[Records contained in a dataset]
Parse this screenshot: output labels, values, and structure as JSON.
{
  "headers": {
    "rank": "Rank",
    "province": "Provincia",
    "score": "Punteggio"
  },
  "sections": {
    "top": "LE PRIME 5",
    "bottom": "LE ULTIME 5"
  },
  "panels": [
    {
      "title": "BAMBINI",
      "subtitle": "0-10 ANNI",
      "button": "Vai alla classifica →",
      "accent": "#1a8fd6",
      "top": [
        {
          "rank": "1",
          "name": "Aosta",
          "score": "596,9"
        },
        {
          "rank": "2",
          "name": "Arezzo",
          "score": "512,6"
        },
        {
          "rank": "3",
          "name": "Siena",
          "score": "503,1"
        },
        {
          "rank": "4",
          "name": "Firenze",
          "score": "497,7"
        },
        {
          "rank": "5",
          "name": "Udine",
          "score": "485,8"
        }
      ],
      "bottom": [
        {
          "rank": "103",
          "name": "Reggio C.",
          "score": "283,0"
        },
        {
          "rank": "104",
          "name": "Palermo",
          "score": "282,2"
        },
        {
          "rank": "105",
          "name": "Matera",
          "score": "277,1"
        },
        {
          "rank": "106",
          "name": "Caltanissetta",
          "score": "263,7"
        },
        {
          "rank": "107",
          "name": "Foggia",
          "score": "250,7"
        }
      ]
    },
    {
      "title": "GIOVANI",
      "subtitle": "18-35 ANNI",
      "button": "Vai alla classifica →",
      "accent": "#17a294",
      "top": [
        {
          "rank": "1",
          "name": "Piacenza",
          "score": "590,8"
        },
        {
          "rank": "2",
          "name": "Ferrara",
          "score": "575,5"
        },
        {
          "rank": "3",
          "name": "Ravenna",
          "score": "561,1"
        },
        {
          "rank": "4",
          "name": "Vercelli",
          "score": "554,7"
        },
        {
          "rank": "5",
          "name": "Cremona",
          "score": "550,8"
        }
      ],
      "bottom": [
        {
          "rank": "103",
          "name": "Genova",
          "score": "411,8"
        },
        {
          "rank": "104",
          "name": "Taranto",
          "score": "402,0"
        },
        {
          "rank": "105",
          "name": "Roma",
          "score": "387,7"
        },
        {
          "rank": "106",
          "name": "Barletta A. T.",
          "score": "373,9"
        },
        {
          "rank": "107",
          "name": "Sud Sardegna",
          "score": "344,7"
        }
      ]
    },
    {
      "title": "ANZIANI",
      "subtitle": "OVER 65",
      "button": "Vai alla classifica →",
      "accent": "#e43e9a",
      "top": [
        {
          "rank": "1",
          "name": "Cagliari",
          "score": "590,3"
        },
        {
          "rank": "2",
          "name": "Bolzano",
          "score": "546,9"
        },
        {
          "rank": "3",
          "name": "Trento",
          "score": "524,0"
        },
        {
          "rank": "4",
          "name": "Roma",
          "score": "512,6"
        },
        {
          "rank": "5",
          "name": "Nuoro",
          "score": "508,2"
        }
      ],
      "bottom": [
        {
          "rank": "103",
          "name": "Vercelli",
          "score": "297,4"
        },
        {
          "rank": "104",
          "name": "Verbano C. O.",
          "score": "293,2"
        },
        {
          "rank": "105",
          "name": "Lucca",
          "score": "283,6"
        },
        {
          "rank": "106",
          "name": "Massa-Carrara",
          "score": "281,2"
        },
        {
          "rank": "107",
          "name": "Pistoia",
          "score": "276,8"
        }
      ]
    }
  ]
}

* * *

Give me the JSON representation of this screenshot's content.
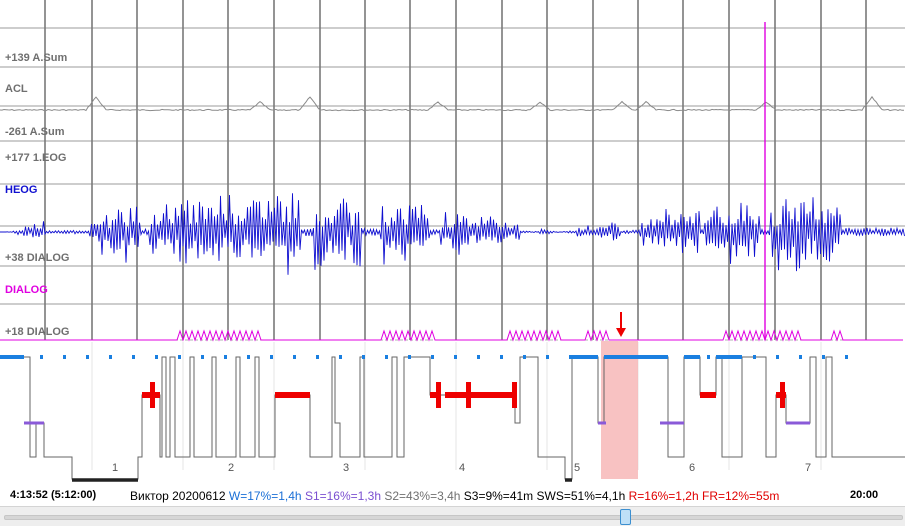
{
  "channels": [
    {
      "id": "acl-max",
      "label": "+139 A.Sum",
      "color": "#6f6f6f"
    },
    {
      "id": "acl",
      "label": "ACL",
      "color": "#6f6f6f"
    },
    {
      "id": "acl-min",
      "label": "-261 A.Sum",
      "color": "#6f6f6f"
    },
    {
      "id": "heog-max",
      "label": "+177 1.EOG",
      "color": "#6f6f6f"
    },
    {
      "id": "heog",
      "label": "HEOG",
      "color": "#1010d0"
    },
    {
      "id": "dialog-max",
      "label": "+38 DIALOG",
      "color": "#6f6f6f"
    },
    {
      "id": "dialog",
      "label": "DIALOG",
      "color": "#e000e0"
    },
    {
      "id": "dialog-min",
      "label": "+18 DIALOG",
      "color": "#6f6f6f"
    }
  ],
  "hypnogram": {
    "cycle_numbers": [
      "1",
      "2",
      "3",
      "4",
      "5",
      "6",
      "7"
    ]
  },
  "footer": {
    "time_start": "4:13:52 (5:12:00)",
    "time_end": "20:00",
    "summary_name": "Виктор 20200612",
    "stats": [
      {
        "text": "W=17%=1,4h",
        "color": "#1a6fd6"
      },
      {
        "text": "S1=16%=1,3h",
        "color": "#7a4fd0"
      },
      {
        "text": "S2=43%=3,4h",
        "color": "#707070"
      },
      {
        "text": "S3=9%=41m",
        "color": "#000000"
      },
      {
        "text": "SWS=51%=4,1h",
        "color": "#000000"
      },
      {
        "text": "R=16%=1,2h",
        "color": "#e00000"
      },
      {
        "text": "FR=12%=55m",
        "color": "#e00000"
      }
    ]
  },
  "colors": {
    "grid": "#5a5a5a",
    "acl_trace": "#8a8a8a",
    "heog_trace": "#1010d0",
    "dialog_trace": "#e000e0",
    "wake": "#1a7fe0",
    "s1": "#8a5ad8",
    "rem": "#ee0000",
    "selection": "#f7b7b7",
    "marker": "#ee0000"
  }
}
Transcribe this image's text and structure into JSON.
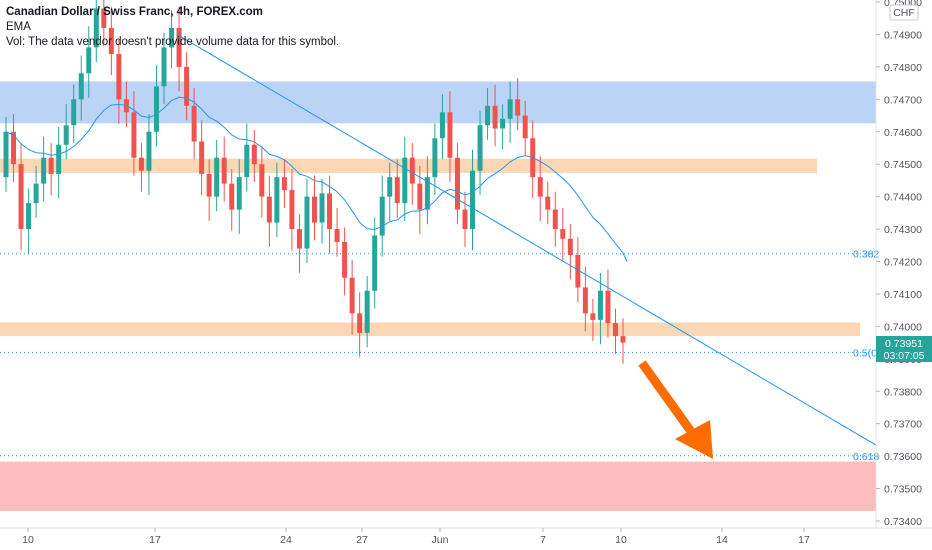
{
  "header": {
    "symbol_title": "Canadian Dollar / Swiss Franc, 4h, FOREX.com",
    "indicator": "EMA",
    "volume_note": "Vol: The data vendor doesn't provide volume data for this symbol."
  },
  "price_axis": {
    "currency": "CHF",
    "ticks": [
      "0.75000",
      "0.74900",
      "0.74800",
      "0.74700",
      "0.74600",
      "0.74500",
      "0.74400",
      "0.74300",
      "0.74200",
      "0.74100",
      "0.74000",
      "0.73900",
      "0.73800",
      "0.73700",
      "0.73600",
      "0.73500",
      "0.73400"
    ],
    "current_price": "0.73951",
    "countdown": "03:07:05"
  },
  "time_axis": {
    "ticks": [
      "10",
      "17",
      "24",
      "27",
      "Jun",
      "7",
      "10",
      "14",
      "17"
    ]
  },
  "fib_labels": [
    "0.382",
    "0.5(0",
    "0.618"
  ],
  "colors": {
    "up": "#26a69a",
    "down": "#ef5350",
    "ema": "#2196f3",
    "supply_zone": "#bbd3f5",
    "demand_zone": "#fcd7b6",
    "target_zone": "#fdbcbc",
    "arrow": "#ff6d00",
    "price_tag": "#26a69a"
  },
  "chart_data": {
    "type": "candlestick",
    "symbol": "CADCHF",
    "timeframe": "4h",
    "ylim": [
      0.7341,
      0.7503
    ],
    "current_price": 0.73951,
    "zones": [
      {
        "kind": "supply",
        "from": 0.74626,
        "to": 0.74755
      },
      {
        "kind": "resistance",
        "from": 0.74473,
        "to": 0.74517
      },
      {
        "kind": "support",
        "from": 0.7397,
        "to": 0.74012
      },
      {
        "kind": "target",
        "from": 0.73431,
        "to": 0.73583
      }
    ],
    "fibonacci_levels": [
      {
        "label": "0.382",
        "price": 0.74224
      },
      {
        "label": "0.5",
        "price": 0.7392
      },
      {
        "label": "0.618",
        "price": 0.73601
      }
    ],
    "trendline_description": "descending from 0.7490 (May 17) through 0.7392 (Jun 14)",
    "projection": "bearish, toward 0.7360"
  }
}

---

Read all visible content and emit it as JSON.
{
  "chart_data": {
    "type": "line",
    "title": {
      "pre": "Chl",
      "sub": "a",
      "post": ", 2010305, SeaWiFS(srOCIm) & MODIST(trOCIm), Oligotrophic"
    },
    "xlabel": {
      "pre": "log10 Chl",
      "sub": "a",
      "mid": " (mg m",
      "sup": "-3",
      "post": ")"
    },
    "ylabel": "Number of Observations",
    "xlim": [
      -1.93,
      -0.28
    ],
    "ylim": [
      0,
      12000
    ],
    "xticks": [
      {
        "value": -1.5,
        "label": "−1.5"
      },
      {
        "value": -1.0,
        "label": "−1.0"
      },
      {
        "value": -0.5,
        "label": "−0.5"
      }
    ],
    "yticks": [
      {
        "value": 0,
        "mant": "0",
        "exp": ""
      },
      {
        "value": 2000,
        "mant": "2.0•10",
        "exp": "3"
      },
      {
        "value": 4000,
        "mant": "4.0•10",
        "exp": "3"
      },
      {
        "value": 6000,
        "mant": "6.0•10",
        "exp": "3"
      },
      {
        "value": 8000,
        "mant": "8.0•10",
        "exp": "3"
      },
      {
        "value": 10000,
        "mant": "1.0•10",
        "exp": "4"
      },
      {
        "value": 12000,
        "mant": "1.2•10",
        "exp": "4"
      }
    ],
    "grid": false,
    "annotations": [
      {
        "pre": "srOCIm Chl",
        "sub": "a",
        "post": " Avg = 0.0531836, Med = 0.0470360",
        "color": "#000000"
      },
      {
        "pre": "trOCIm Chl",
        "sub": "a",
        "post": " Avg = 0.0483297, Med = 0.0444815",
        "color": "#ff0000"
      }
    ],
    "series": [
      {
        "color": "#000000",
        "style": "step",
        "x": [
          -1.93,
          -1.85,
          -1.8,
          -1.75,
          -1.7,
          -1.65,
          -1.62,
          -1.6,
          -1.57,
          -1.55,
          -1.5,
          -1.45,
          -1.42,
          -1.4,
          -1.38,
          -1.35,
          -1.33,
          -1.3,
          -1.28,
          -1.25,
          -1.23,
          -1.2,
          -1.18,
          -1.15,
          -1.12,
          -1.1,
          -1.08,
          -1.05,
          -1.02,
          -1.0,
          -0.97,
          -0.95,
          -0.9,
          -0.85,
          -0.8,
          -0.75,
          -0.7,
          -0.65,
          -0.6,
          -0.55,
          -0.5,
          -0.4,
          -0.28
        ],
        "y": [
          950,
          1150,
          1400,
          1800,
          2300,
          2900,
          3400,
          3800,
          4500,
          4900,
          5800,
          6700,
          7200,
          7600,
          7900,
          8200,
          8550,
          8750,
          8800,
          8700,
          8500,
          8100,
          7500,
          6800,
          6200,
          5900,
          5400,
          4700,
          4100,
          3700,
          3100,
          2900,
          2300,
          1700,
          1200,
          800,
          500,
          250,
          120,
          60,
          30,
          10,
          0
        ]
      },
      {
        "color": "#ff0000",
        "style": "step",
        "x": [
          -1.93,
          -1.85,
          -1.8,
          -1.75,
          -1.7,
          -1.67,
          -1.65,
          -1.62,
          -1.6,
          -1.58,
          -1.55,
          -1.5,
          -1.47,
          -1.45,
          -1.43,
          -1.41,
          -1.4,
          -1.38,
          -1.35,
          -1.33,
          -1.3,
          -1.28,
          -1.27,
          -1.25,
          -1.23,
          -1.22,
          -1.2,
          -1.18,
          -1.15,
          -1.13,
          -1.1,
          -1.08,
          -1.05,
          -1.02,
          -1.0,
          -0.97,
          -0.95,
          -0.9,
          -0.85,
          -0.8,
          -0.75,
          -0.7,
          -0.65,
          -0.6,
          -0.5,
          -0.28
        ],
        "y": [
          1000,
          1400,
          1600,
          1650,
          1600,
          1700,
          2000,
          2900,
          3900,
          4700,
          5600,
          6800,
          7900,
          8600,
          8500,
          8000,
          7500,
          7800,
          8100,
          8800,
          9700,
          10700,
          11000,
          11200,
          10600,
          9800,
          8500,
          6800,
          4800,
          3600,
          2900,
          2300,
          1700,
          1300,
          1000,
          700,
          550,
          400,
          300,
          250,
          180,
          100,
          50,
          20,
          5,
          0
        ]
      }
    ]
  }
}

# Set task
Locate all lines in the listing above with the word "srOCIm" and copy them.

# Problem solution
      "post": ", 2010305, SeaWiFS(srOCIm) & MODIST(trOCIm), Oligotrophic"
        "pre": "srOCIm Chl",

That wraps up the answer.